BEGIN Data records

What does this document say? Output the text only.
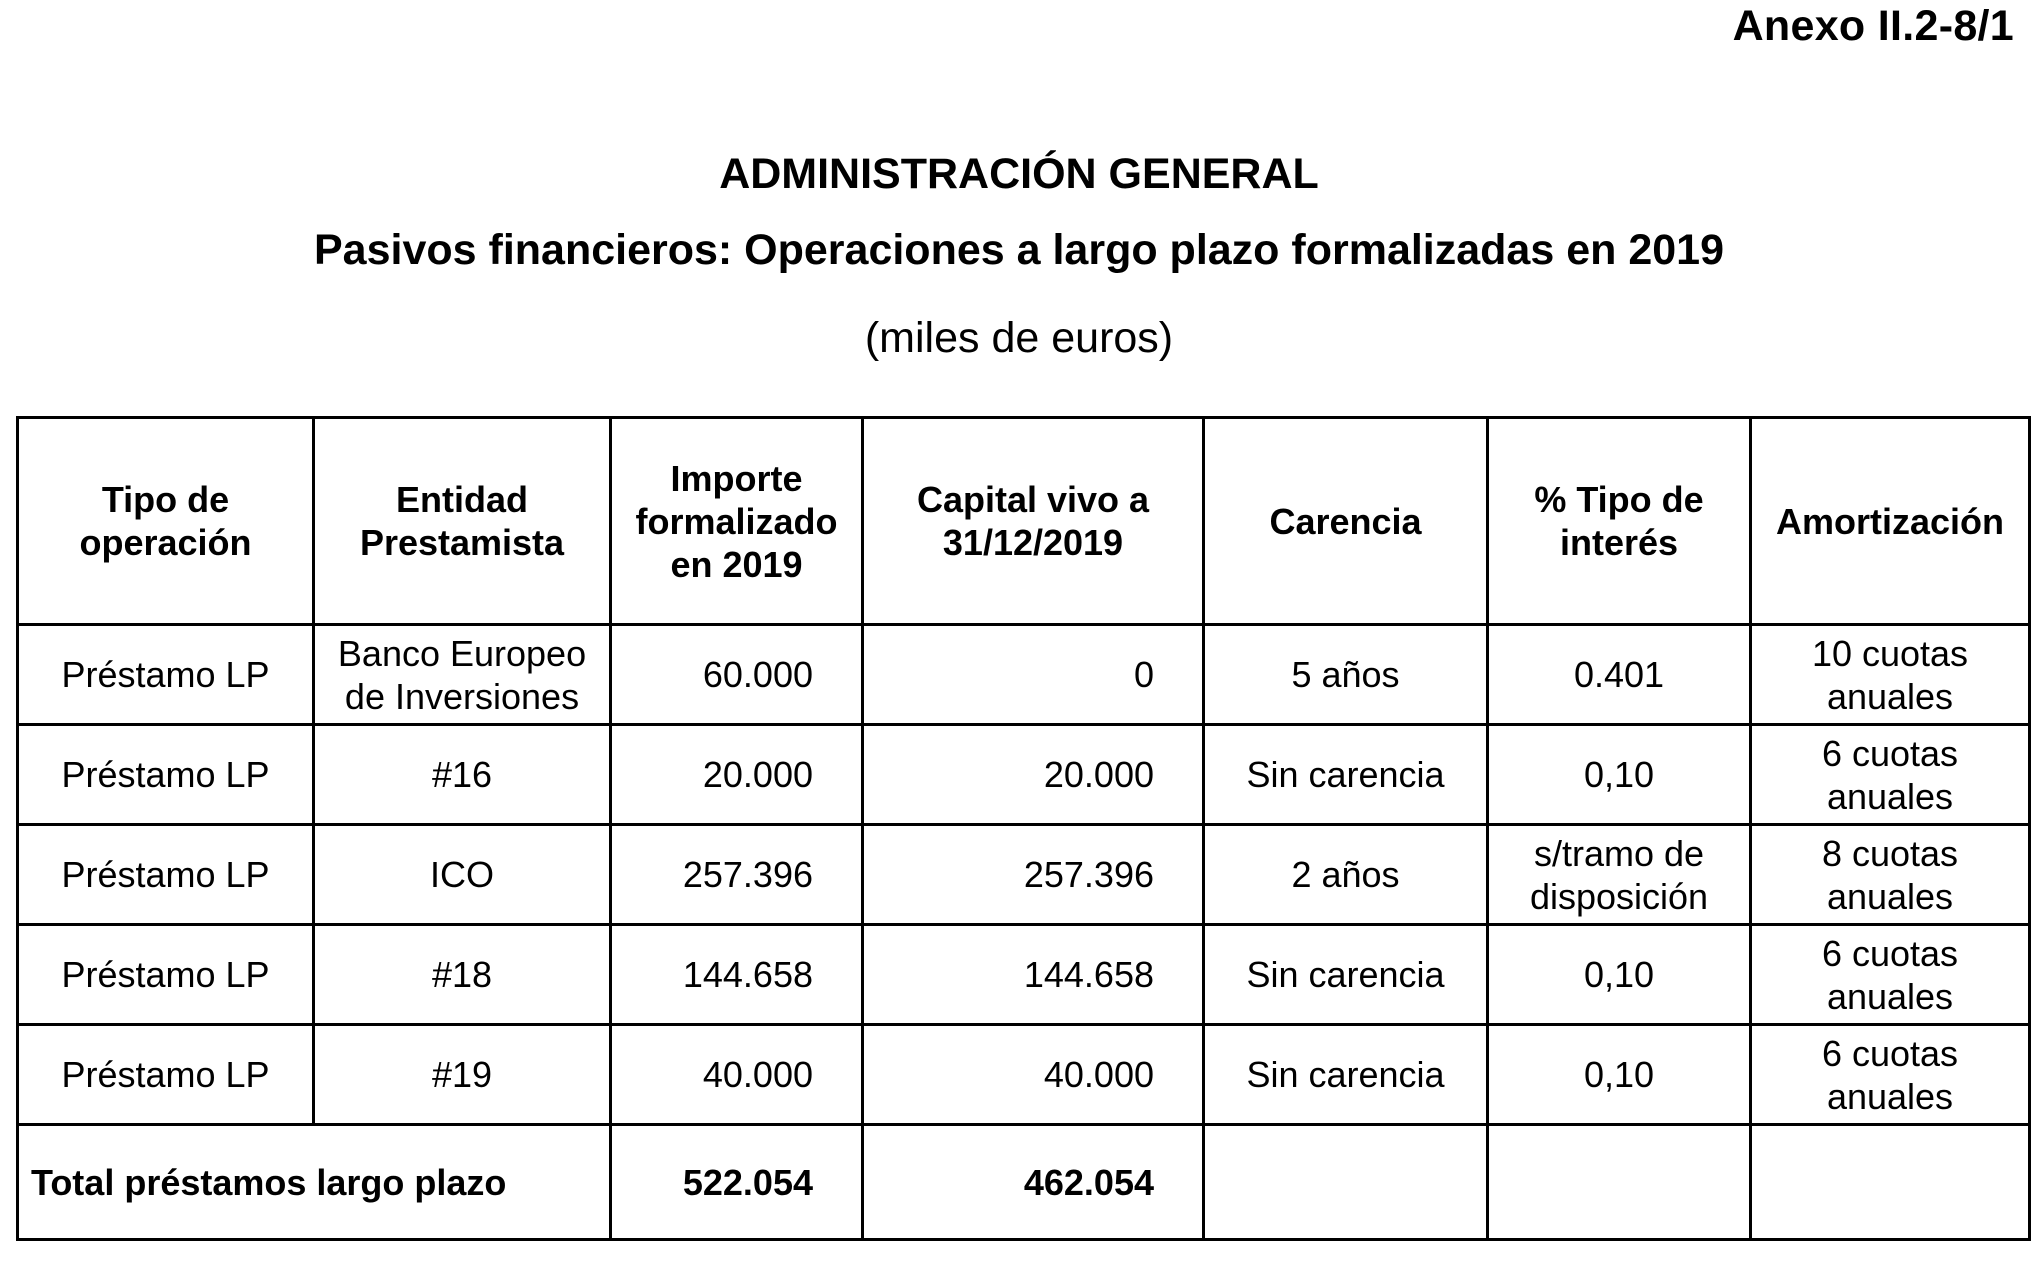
Anexo II.2-8/1
ADMINISTRACIÓN GENERAL
Pasivos financieros: Operaciones a largo plazo formalizadas en 2019
(miles de euros)
Tipo de operación	Entidad Prestamista	Importe formalizado en 2019	Capital vivo a 31/12/2019	Carencia	% Tipo de interés	Amortización
Préstamo LP	Banco Europeo de Inversiones	60.000	0	5 años	0.401	10 cuotas anuales
Préstamo LP	#16	20.000	20.000	Sin carencia	0,10	6 cuotas anuales
Préstamo LP	ICO	257.396	257.396	2 años	s/tramo de disposición	8 cuotas anuales
Préstamo LP	#18	144.658	144.658	Sin carencia	0,10	6 cuotas anuales
Préstamo LP	#19	40.000	40.000	Sin carencia	0,10	6 cuotas anuales
Total préstamos largo plazo		522.054	462.054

END Data records

Your objective: Copy the whole of the material above exactly, but not its images.

The completed task:
What does this document say? Output the text only.
Anexo II.2-8/1
ADMINISTRACIÓN GENERAL
Pasivos financieros: Operaciones a largo plazo formalizadas en 2019
(miles de euros)
Tipo de operación	Entidad Prestamista	Importe formalizado en 2019	Capital vivo a 31/12/2019	Carencia	% Tipo de interés	Amortización
Préstamo LP	Banco Europeo de Inversiones	60.000	0	5 años	0.401	10 cuotas anuales
Préstamo LP	#16	20.000	20.000	Sin carencia	0,10	6 cuotas anuales
Préstamo LP	ICO	257.396	257.396	2 años	s/tramo de disposición	8 cuotas anuales
Préstamo LP	#18	144.658	144.658	Sin carencia	0,10	6 cuotas anuales
Préstamo LP	#19	40.000	40.000	Sin carencia	0,10	6 cuotas anuales
Total préstamos largo plazo		522.054	462.054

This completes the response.